What the task requires: Scan each line of the records for the word "mentarou" and extract the ones that have it.

----- The input

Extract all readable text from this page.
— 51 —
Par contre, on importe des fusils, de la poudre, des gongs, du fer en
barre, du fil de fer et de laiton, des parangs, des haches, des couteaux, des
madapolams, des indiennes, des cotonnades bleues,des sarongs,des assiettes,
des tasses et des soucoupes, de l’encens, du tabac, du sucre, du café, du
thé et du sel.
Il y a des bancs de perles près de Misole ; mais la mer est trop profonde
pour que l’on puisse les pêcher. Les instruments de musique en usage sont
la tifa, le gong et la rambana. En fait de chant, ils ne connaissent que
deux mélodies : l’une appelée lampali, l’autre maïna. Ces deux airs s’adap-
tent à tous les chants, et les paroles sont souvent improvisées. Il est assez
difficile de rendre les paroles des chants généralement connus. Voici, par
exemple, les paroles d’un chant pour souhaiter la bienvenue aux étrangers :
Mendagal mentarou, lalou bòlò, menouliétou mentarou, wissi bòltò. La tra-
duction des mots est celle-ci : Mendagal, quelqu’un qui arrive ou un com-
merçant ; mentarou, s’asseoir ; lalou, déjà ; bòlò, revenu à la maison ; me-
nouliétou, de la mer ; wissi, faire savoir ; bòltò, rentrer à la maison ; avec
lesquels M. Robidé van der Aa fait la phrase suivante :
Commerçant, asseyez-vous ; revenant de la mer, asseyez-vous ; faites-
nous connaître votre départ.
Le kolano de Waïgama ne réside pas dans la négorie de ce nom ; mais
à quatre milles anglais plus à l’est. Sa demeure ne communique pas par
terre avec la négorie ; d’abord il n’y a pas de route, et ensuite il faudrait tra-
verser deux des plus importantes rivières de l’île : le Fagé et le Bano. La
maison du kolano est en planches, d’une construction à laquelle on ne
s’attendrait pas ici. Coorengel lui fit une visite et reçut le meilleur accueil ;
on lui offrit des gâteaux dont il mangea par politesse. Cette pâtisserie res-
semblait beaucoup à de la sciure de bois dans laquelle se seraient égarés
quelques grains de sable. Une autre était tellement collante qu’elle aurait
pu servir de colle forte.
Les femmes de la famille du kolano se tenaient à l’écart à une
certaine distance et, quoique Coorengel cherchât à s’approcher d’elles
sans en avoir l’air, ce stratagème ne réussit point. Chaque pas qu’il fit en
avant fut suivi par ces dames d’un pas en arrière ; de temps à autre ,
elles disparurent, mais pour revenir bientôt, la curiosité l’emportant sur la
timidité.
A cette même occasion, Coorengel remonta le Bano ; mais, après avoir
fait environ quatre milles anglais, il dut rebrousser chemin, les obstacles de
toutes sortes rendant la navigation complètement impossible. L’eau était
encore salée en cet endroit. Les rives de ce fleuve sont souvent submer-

----------
----- The input

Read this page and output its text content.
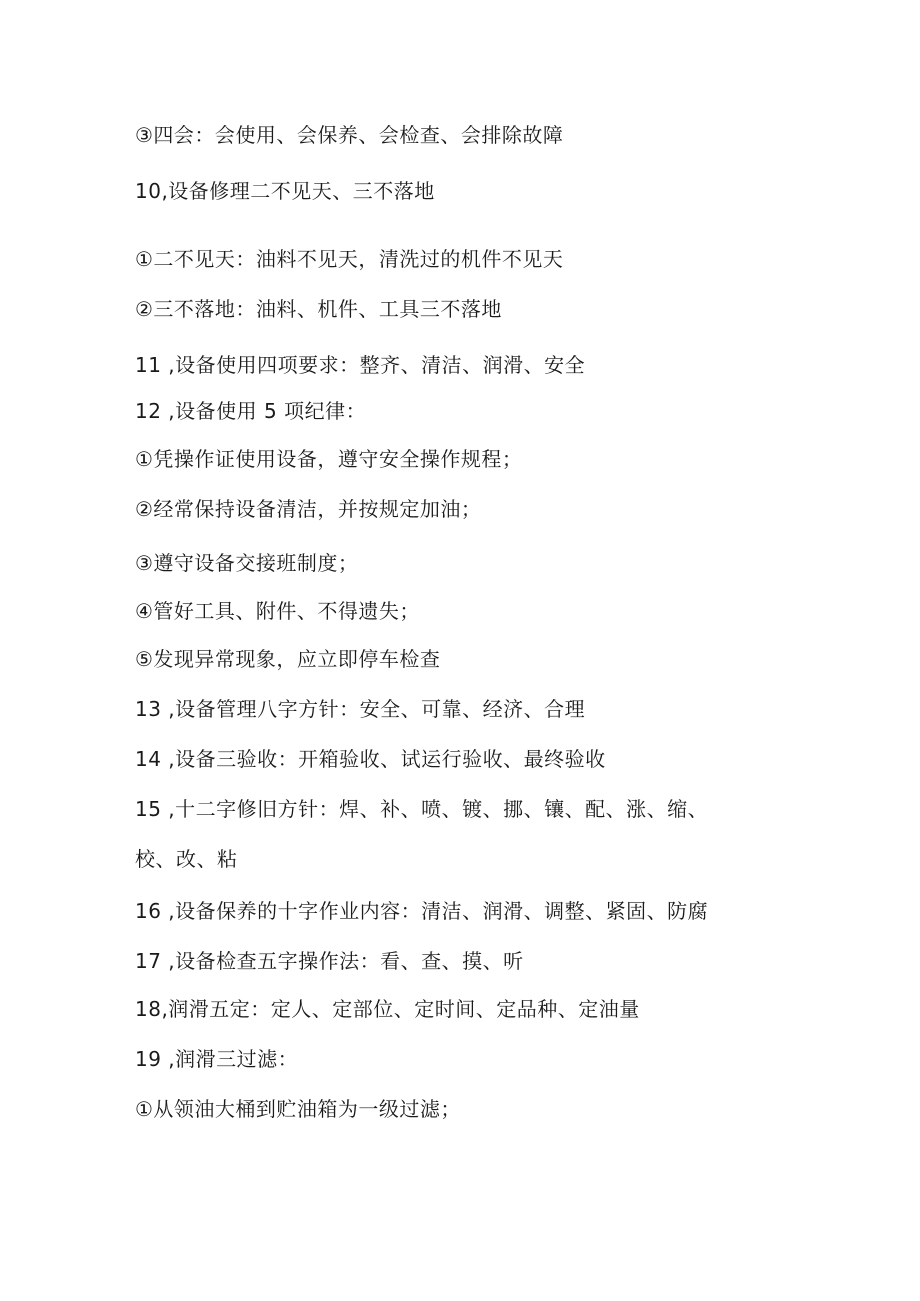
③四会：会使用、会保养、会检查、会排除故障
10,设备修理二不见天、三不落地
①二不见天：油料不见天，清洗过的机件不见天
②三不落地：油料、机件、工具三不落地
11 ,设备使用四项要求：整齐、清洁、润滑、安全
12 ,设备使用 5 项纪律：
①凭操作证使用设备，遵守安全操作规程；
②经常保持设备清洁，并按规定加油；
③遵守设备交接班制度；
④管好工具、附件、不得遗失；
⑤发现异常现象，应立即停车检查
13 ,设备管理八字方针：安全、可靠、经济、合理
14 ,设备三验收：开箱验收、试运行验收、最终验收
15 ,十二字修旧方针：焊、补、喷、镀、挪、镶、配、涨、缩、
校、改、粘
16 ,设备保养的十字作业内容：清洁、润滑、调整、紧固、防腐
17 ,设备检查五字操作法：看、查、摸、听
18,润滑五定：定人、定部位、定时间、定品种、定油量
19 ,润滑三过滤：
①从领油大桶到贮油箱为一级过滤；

----------

Reply to the exercise:
Mendagal mentarou, lalou bòlò, menouliétou mentarou, wissi bòltò. La tra-
merçant ; mentarou, s’asseoir ; lalou, déjà ; bòlò, revenu à la maison ; me-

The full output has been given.